"""

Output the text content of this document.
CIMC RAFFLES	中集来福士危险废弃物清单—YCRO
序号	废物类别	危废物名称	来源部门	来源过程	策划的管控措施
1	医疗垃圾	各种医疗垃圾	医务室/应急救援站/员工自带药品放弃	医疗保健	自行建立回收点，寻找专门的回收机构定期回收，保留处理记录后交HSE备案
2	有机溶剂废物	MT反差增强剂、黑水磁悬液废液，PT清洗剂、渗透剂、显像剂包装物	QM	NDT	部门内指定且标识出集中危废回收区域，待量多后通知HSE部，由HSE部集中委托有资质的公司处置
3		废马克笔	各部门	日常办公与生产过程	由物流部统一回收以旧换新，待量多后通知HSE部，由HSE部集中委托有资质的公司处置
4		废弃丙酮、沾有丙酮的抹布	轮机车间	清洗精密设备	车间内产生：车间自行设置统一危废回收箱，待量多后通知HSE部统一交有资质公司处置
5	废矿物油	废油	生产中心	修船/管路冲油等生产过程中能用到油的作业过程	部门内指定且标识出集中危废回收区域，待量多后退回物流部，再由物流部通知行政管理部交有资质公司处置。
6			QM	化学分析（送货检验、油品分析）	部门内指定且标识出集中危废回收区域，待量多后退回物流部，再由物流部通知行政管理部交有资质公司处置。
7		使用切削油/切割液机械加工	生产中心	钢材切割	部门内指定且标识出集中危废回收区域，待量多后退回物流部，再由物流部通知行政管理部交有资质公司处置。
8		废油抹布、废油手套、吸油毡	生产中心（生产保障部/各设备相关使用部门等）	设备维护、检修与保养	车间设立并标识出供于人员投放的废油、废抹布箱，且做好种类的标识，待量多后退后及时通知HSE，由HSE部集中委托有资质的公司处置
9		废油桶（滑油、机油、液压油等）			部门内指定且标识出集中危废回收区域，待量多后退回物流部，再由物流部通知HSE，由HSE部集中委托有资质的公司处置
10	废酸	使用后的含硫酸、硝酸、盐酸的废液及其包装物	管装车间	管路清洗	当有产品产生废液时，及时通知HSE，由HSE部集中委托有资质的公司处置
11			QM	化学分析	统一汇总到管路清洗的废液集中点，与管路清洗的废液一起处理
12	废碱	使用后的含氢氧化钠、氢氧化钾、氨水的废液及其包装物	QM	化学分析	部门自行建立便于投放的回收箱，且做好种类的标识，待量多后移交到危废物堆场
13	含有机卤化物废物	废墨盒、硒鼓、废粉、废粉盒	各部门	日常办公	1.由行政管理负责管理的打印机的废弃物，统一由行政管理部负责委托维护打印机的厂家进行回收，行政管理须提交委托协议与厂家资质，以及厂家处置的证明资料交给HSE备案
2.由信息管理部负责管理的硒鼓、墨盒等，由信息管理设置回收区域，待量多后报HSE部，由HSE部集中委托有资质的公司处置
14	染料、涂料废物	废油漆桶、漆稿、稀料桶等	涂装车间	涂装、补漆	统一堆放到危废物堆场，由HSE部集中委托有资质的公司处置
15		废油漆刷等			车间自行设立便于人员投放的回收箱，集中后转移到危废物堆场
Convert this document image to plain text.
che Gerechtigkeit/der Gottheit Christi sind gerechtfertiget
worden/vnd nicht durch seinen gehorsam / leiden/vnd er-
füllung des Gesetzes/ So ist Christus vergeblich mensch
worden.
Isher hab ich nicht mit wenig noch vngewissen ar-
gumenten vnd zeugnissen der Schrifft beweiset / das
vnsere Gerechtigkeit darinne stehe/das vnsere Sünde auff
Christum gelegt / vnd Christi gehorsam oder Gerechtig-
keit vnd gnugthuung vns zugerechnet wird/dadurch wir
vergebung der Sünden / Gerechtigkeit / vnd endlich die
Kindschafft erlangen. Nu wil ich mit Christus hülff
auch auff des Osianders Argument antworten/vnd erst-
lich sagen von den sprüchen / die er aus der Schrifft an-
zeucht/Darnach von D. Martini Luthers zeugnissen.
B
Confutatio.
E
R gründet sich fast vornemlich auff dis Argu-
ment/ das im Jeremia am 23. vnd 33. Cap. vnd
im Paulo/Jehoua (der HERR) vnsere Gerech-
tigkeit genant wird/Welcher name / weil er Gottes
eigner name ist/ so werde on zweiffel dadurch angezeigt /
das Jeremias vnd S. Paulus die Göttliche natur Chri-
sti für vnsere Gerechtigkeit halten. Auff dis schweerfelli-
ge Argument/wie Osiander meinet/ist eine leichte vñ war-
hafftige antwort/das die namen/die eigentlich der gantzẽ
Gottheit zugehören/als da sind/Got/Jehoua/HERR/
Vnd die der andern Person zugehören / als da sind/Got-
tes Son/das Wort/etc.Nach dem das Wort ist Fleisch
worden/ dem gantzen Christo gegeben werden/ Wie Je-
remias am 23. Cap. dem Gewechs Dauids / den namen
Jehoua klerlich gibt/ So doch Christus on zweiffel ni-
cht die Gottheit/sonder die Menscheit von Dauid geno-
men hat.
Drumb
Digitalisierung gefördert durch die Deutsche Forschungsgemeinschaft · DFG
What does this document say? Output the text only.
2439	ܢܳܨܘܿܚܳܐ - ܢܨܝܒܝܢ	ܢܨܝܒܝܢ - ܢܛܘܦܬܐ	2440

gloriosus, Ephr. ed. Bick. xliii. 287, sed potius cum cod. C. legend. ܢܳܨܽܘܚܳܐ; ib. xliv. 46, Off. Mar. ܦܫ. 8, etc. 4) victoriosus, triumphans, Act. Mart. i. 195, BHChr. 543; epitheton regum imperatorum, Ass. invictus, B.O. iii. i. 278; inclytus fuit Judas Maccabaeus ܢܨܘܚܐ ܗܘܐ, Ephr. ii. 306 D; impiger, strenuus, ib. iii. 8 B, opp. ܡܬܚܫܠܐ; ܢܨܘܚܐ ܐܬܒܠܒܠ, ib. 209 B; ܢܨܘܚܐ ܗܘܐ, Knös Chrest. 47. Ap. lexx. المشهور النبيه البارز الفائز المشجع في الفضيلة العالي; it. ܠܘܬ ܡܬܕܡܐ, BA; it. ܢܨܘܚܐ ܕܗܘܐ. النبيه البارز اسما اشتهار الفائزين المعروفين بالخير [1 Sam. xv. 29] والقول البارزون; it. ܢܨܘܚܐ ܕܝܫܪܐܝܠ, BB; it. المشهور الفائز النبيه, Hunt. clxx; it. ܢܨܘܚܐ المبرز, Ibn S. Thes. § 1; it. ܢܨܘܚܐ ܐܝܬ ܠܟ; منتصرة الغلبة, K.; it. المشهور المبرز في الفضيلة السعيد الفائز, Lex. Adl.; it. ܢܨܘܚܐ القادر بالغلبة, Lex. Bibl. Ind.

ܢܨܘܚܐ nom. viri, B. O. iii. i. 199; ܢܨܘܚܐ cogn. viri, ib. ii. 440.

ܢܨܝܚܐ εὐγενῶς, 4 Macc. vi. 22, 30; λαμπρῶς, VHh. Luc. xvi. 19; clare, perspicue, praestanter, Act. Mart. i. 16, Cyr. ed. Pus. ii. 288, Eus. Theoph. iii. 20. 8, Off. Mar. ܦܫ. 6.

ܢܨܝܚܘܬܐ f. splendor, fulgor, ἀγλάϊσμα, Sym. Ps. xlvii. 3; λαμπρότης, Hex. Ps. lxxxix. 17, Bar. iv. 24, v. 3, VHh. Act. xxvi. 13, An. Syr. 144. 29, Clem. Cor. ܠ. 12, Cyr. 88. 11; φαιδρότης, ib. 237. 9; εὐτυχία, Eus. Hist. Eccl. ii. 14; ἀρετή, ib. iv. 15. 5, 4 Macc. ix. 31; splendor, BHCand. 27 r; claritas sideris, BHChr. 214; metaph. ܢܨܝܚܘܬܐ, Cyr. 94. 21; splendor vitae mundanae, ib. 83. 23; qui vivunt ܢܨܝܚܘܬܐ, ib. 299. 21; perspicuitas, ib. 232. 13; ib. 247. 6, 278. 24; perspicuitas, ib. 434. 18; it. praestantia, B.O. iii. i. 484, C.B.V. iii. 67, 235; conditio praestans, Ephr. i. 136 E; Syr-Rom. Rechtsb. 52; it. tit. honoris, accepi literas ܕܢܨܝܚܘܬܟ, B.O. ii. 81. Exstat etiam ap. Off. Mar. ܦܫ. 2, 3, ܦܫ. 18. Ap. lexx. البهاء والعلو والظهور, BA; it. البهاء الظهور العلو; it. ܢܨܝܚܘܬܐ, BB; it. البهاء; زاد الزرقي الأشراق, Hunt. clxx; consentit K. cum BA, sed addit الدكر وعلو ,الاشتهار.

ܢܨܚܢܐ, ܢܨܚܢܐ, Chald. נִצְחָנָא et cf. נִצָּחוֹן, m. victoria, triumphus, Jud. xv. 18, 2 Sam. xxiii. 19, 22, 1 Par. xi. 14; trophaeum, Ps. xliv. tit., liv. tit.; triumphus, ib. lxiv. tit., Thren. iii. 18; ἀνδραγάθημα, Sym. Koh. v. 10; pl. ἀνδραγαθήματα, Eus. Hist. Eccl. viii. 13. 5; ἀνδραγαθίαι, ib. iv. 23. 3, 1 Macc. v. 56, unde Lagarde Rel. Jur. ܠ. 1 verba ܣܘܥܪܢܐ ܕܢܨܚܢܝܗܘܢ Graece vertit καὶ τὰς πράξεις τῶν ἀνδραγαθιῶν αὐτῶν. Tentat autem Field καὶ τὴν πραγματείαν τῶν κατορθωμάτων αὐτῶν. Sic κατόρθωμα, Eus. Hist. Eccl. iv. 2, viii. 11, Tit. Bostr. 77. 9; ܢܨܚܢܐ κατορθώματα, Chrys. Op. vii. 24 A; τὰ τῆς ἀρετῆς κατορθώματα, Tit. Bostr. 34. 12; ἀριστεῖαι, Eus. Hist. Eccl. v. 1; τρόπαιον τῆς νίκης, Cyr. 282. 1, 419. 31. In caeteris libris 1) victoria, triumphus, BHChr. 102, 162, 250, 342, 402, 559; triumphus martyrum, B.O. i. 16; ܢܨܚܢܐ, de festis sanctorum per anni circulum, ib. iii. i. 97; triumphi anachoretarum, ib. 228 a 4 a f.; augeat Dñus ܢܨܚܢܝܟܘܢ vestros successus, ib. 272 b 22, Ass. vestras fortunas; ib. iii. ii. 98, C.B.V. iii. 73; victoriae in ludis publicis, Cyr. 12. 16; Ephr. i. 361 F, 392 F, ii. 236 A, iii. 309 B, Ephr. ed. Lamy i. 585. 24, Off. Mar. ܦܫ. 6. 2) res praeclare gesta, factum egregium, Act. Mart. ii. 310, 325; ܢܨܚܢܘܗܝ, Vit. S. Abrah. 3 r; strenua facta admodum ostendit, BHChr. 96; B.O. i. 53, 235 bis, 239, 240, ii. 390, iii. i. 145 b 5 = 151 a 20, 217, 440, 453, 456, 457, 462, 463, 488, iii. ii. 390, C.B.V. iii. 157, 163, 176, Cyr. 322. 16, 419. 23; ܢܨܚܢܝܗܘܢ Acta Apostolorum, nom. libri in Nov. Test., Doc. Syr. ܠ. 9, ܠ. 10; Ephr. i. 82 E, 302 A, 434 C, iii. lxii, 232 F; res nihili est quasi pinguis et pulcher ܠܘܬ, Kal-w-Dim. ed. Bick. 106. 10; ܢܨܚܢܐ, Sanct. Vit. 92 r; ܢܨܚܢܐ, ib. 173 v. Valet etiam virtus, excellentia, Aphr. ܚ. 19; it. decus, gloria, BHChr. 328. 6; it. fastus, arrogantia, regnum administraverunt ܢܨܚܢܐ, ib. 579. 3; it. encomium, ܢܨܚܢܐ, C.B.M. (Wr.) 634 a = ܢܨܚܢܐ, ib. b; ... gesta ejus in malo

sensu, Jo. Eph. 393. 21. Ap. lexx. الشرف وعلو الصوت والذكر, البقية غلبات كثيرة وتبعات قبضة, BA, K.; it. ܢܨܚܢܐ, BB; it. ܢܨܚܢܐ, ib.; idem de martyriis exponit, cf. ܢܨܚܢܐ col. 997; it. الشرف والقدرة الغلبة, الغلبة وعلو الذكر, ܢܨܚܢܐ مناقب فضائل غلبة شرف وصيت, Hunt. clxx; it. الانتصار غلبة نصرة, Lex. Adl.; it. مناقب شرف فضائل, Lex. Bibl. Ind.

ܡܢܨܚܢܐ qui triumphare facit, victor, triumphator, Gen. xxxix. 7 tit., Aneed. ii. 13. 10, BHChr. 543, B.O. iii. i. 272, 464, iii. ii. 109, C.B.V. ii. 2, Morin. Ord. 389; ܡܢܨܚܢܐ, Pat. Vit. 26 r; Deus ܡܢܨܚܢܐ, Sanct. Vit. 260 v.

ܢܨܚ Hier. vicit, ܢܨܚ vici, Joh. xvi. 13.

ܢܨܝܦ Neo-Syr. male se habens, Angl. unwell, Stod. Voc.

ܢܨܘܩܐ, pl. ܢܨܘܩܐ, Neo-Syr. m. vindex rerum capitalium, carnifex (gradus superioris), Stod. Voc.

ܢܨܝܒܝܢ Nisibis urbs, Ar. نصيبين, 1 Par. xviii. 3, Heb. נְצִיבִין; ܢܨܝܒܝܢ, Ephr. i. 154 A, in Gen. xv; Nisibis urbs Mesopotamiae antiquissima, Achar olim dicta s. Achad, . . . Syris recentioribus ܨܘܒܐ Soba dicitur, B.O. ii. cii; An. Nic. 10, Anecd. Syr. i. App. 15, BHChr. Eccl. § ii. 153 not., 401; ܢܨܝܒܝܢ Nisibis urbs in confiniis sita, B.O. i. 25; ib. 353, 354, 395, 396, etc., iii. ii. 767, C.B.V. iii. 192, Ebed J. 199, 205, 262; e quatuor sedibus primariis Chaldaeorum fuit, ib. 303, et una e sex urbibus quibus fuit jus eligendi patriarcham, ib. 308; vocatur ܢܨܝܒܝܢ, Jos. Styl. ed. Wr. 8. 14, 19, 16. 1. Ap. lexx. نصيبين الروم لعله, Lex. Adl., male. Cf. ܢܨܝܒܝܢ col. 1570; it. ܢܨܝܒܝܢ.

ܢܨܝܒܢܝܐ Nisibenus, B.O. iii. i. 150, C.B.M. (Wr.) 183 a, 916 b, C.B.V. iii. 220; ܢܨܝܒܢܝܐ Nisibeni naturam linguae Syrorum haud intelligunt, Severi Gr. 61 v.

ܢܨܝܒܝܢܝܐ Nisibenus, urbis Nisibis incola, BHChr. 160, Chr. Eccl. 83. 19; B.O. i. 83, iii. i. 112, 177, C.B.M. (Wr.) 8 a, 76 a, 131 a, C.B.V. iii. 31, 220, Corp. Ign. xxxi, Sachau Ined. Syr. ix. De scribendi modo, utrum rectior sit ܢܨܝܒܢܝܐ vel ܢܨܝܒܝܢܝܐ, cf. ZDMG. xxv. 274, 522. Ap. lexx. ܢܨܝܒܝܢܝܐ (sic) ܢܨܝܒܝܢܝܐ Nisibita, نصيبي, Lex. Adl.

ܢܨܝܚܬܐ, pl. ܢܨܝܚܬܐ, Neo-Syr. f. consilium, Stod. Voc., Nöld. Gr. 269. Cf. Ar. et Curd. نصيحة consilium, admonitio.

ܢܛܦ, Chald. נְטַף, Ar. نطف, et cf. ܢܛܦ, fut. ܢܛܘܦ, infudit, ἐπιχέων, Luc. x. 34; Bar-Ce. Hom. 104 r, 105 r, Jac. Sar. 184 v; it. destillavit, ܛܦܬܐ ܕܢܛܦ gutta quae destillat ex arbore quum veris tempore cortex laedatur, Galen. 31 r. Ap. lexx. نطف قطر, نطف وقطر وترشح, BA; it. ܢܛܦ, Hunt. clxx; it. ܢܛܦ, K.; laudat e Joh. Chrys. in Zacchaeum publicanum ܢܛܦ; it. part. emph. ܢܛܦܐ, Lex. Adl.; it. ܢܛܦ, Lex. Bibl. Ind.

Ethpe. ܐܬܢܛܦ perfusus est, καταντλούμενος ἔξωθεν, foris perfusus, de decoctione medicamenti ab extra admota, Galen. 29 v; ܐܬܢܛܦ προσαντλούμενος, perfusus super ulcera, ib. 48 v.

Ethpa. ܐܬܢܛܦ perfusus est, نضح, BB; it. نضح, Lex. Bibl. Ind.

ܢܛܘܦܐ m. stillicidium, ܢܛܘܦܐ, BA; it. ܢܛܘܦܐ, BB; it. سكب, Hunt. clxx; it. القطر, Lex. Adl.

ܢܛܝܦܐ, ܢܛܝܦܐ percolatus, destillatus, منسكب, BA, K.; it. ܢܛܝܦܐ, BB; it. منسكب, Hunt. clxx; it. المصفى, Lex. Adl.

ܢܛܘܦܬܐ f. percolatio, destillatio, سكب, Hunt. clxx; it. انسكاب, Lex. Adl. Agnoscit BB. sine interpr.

"""

> INSTRUCTION:
From the entries above, copy out every line where the string "wird" appears.

> SOLUTION TO THE EXERCISE:
keit vnd gnugthuung vns zugerechnet wird/dadurch wir
tigkeit genant wird/Welcher name / weil er Gottes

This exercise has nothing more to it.